== Data provided ==
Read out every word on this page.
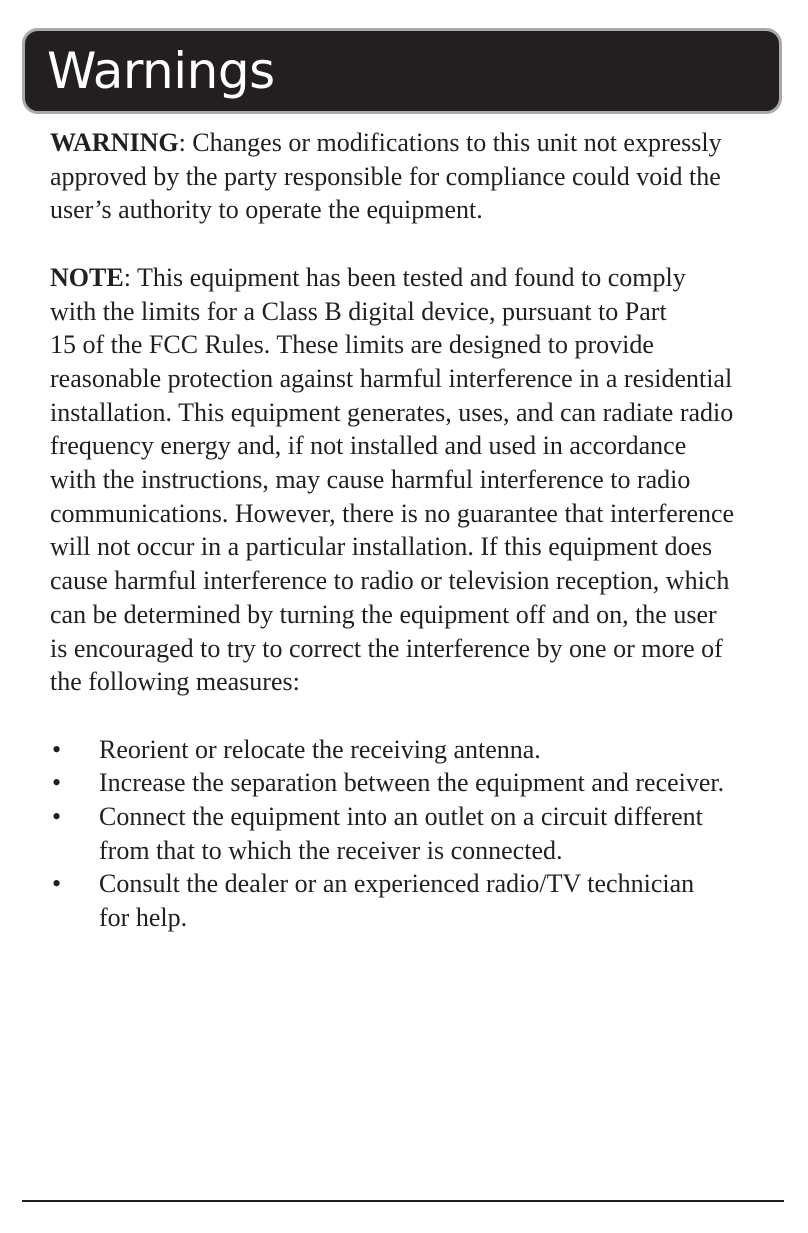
Warnings

WARNING: Changes or modifications to this unit not expressly
approved by the party responsible for compliance could void the
user’s authority to operate the equipment.

NOTE: This equipment has been tested and found to comply
with the limits for a Class B digital device, pursuant to Part
15 of the FCC Rules. These limits are designed to provide
reasonable protection against harmful interference in a residential
installation. This equipment generates, uses, and can radiate radio
frequency energy and, if not installed and used in accordance
with the instructions, may cause harmful interference to radio
communications. However, there is no guarantee that interference
will not occur in a particular installation. If this equipment does
cause harmful interference to radio or television reception, which
can be determined by turning the equipment off and on, the user
is encouraged to try to correct the interference by one or more of
the following measures:

• Reorient or relocate the receiving antenna.
• Increase the separation between the equipment and receiver.
• Connect the equipment into an outlet on a circuit different
from that to which the receiver is connected.
• Consult the dealer or an experienced radio/TV technician
for help.
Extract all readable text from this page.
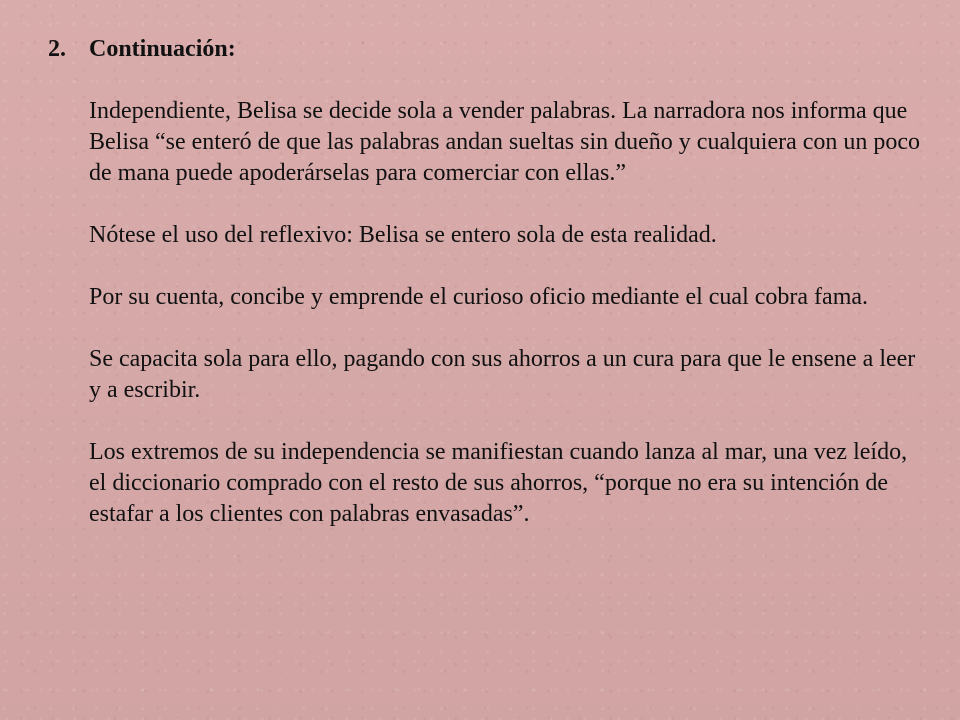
2. Continuación:

Independiente, Belisa se decide sola a vender palabras. La narradora nos informa que Belisa “se enteró de que las palabras andan sueltas sin dueño y cualquiera con un poco de mana puede apoderárselas para comerciar con ellas.”

Nótese el uso del reflexivo: Belisa se entero sola de esta realidad.

Por su cuenta, concibe y emprende el curioso oficio mediante el cual cobra fama.

Se capacita sola para ello, pagando con sus ahorros a un cura para que le ensene a leer y a escribir.

Los extremos de su independencia se manifiestan cuando lanza al mar, una vez leído, el diccionario comprado con el resto de sus ahorros, “porque no era su intención de estafar a los clientes con palabras envasadas”.
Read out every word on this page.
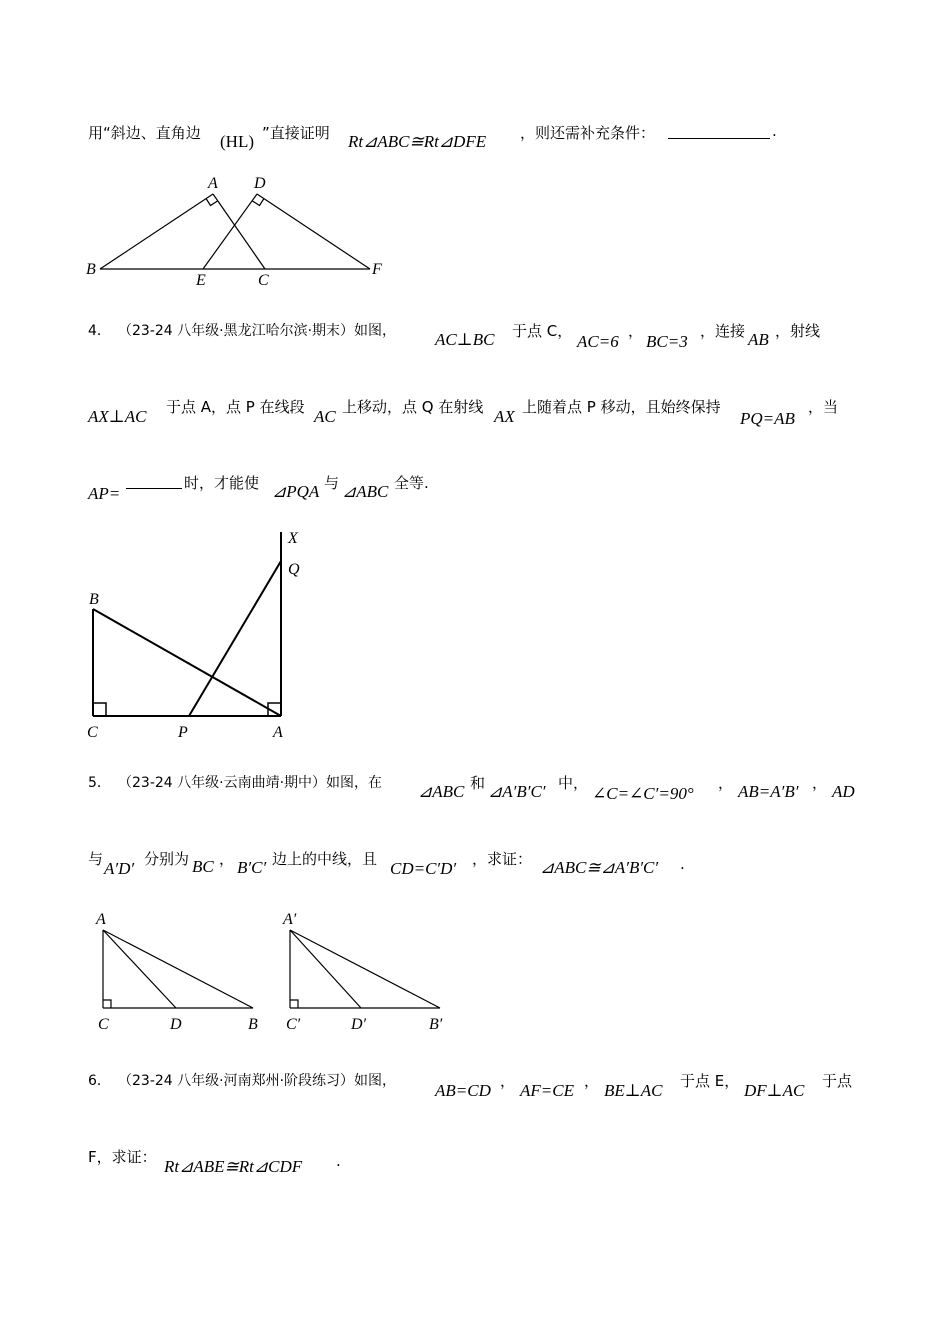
用“斜边、直角边 (HL) ”直接证明 Rt⊿ABC≅Rt⊿DFE ，则还需补充条件：	.
A D
B
E	C
F
4． （23-24 八年级·黑龙江哈尔滨·期末）如图， AC⊥BC 于点 C，
AC=6
，
BC=3
，连接 AB ，射线
AX⊥AC 于点 A，点 P 在线段 AC 上移动，点 Q 在射线 AX 上随着点 P 移动，且始终保持
PQ=AB
，当
AP=
时，才能使 ⊿PQA 与 ⊿ABC 全等.
X
Q
B
C	P	A
5． （23-24 八年级·云南曲靖·期中）如图，在 ⊿ABC 和 ⊿A′B′C′ 中，
∠C=∠C′=90°
， AB=A′B′ ， AD
与 A′D′ 分别为 BC ， B′C′ 边上的中线，且 CD=C′D′ ，求证： ⊿ABC≅⊿A′B′C′ .
A
C	D	B
A′
C′	D′	B′
6． （23-24 八年级·河南郑州·阶段练习）如图， AB=CD ， AF=CE ， BE⊥AC 于点 E， DF⊥AC 于点
F，求证： Rt⊿ABE≅Rt⊿CDF .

== What the task requires ==
Copy out each line in the listing that has the word "radio".

== Correct response ==
installation. This equipment generates, uses, and can radiate radio
with the instructions, may cause harmful interference to radio
cause harmful interference to radio or television reception, which
• Consult the dealer or an experienced radio/TV technician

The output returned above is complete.